— BEGIN —

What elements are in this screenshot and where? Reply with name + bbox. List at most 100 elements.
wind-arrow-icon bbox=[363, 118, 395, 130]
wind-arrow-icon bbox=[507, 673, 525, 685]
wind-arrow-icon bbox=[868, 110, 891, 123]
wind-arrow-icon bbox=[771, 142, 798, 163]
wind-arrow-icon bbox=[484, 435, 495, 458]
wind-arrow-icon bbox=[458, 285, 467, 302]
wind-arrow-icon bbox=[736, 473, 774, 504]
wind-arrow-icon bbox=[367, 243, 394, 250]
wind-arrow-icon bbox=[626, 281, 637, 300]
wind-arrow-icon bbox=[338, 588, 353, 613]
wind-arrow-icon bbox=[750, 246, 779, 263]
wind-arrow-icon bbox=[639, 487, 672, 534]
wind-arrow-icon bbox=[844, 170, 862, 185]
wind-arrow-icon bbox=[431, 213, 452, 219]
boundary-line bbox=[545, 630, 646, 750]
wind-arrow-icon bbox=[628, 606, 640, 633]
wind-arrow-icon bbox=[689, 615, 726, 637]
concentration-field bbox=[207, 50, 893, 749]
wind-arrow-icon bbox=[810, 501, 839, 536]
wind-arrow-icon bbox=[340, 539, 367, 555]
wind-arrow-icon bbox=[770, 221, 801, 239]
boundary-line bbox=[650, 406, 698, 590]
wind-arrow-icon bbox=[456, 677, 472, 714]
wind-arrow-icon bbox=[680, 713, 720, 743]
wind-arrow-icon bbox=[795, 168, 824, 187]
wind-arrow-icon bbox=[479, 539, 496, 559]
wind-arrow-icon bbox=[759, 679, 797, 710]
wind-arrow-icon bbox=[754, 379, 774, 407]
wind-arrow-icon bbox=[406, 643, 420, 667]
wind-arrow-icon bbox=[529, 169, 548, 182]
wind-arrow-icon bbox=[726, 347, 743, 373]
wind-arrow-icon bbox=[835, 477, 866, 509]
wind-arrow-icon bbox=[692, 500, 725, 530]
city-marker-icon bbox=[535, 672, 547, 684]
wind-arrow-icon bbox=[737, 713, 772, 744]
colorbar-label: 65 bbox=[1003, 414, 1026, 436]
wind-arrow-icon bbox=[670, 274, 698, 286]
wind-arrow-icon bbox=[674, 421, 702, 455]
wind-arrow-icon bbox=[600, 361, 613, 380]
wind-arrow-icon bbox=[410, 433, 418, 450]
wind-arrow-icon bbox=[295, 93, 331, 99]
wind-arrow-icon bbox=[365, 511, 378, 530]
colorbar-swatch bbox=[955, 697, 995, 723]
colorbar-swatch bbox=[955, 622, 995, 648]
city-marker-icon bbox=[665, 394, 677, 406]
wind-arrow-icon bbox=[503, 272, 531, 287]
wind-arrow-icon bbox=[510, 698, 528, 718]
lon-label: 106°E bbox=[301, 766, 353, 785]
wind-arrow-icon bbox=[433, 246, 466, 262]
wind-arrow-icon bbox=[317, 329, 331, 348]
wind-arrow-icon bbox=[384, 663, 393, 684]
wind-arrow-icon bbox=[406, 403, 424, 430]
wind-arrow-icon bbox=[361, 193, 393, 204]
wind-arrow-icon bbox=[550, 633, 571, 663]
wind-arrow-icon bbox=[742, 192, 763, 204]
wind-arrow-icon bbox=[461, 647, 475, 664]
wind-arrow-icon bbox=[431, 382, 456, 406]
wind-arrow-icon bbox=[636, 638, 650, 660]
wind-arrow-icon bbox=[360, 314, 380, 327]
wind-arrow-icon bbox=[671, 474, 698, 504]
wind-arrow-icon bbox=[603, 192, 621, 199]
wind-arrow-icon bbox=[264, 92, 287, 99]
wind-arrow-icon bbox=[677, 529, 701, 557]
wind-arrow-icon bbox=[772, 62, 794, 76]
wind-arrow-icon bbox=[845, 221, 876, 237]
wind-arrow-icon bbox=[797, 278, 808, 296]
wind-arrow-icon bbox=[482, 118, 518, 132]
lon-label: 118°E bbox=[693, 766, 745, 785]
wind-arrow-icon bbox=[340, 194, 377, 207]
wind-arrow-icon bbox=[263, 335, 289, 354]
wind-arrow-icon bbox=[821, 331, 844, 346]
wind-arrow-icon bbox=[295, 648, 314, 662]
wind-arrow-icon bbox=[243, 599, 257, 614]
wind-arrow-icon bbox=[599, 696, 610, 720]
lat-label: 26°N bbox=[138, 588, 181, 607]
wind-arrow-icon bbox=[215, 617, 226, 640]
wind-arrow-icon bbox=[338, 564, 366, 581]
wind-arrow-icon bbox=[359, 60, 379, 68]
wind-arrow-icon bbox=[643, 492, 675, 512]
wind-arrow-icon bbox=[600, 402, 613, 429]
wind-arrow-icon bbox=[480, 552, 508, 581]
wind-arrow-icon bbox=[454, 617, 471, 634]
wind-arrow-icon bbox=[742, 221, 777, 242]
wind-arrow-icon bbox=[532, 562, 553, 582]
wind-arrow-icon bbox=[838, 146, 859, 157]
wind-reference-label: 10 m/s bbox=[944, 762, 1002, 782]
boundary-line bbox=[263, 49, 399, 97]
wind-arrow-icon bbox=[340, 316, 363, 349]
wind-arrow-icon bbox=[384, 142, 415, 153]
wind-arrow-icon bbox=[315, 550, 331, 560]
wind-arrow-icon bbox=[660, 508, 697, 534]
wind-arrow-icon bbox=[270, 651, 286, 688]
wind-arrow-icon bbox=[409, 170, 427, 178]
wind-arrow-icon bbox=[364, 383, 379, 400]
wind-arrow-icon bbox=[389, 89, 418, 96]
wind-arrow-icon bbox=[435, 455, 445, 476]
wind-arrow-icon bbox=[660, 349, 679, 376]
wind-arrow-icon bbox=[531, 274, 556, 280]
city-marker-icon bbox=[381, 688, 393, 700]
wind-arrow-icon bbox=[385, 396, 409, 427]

— END —

Exercise -
Copy every line of the records above word for word, with no changes.

Solution for this task -
What elements are in this screenshot and where? Reply with name + bbox. List at most 100 elements.
wind-arrow-icon bbox=[363, 118, 395, 130]
wind-arrow-icon bbox=[507, 673, 525, 685]
wind-arrow-icon bbox=[868, 110, 891, 123]
wind-arrow-icon bbox=[771, 142, 798, 163]
wind-arrow-icon bbox=[484, 435, 495, 458]
wind-arrow-icon bbox=[458, 285, 467, 302]
wind-arrow-icon bbox=[736, 473, 774, 504]
wind-arrow-icon bbox=[367, 243, 394, 250]
wind-arrow-icon bbox=[626, 281, 637, 300]
wind-arrow-icon bbox=[338, 588, 353, 613]
wind-arrow-icon bbox=[750, 246, 779, 263]
wind-arrow-icon bbox=[639, 487, 672, 534]
wind-arrow-icon bbox=[844, 170, 862, 185]
wind-arrow-icon bbox=[431, 213, 452, 219]
boundary-line bbox=[545, 630, 646, 750]
wind-arrow-icon bbox=[628, 606, 640, 633]
wind-arrow-icon bbox=[689, 615, 726, 637]
concentration-field bbox=[207, 50, 893, 749]
wind-arrow-icon bbox=[810, 501, 839, 536]
wind-arrow-icon bbox=[340, 539, 367, 555]
wind-arrow-icon bbox=[770, 221, 801, 239]
boundary-line bbox=[650, 406, 698, 590]
wind-arrow-icon bbox=[456, 677, 472, 714]
wind-arrow-icon bbox=[680, 713, 720, 743]
wind-arrow-icon bbox=[795, 168, 824, 187]
wind-arrow-icon bbox=[479, 539, 496, 559]
wind-arrow-icon bbox=[759, 679, 797, 710]
wind-arrow-icon bbox=[754, 379, 774, 407]
wind-arrow-icon bbox=[406, 643, 420, 667]
wind-arrow-icon bbox=[529, 169, 548, 182]
wind-arrow-icon bbox=[726, 347, 743, 373]
wind-arrow-icon bbox=[835, 477, 866, 509]
wind-arrow-icon bbox=[692, 500, 725, 530]
city-marker-icon bbox=[535, 672, 547, 684]
wind-arrow-icon bbox=[737, 713, 772, 744]
colorbar-label: 65 bbox=[1003, 414, 1026, 436]
wind-arrow-icon bbox=[670, 274, 698, 286]
wind-arrow-icon bbox=[674, 421, 702, 455]
wind-arrow-icon bbox=[600, 361, 613, 380]
wind-arrow-icon bbox=[410, 433, 418, 450]
wind-arrow-icon bbox=[295, 93, 331, 99]
wind-arrow-icon bbox=[365, 511, 378, 530]
colorbar-swatch bbox=[955, 697, 995, 723]
colorbar-swatch bbox=[955, 622, 995, 648]
city-marker-icon bbox=[665, 394, 677, 406]
wind-arrow-icon bbox=[503, 272, 531, 287]
wind-arrow-icon bbox=[510, 698, 528, 718]
lon-label: 106°E bbox=[301, 766, 353, 785]
wind-arrow-icon bbox=[433, 246, 466, 262]
wind-arrow-icon bbox=[317, 329, 331, 348]
wind-arrow-icon bbox=[384, 663, 393, 684]
wind-arrow-icon bbox=[406, 403, 424, 430]
wind-arrow-icon bbox=[361, 193, 393, 204]
wind-arrow-icon bbox=[550, 633, 571, 663]
wind-arrow-icon bbox=[742, 192, 763, 204]
wind-arrow-icon bbox=[461, 647, 475, 664]
wind-arrow-icon bbox=[431, 382, 456, 406]
wind-arrow-icon bbox=[636, 638, 650, 660]
wind-arrow-icon bbox=[360, 314, 380, 327]
wind-arrow-icon bbox=[671, 474, 698, 504]
wind-arrow-icon bbox=[603, 192, 621, 199]
wind-arrow-icon bbox=[264, 92, 287, 99]
wind-arrow-icon bbox=[677, 529, 701, 557]
wind-arrow-icon bbox=[772, 62, 794, 76]
wind-arrow-icon bbox=[845, 221, 876, 237]
wind-arrow-icon bbox=[797, 278, 808, 296]
wind-arrow-icon bbox=[482, 118, 518, 132]
lon-label: 118°E bbox=[693, 766, 745, 785]
wind-arrow-icon bbox=[340, 194, 377, 207]
wind-arrow-icon bbox=[263, 335, 289, 354]
wind-arrow-icon bbox=[821, 331, 844, 346]
wind-arrow-icon bbox=[295, 648, 314, 662]
wind-arrow-icon bbox=[243, 599, 257, 614]
wind-arrow-icon bbox=[599, 696, 610, 720]
lat-label: 26°N bbox=[138, 588, 181, 607]
wind-arrow-icon bbox=[215, 617, 226, 640]
wind-arrow-icon bbox=[338, 564, 366, 581]
wind-arrow-icon bbox=[359, 60, 379, 68]
wind-arrow-icon bbox=[643, 492, 675, 512]
wind-arrow-icon bbox=[600, 402, 613, 429]
wind-arrow-icon bbox=[480, 552, 508, 581]
wind-arrow-icon bbox=[454, 617, 471, 634]
wind-arrow-icon bbox=[742, 221, 777, 242]
wind-arrow-icon bbox=[532, 562, 553, 582]
wind-arrow-icon bbox=[838, 146, 859, 157]
wind-reference-label: 10 m/s bbox=[944, 762, 1002, 782]
boundary-line bbox=[263, 49, 399, 97]
wind-arrow-icon bbox=[340, 316, 363, 349]
wind-arrow-icon bbox=[384, 142, 415, 153]
wind-arrow-icon bbox=[315, 550, 331, 560]
wind-arrow-icon bbox=[660, 508, 697, 534]
wind-arrow-icon bbox=[270, 651, 286, 688]
wind-arrow-icon bbox=[409, 170, 427, 178]
wind-arrow-icon bbox=[364, 383, 379, 400]
wind-arrow-icon bbox=[389, 89, 418, 96]
wind-arrow-icon bbox=[435, 455, 445, 476]
wind-arrow-icon bbox=[660, 349, 679, 376]
wind-arrow-icon bbox=[531, 274, 556, 280]
city-marker-icon bbox=[381, 688, 393, 700]
wind-arrow-icon bbox=[385, 396, 409, 427]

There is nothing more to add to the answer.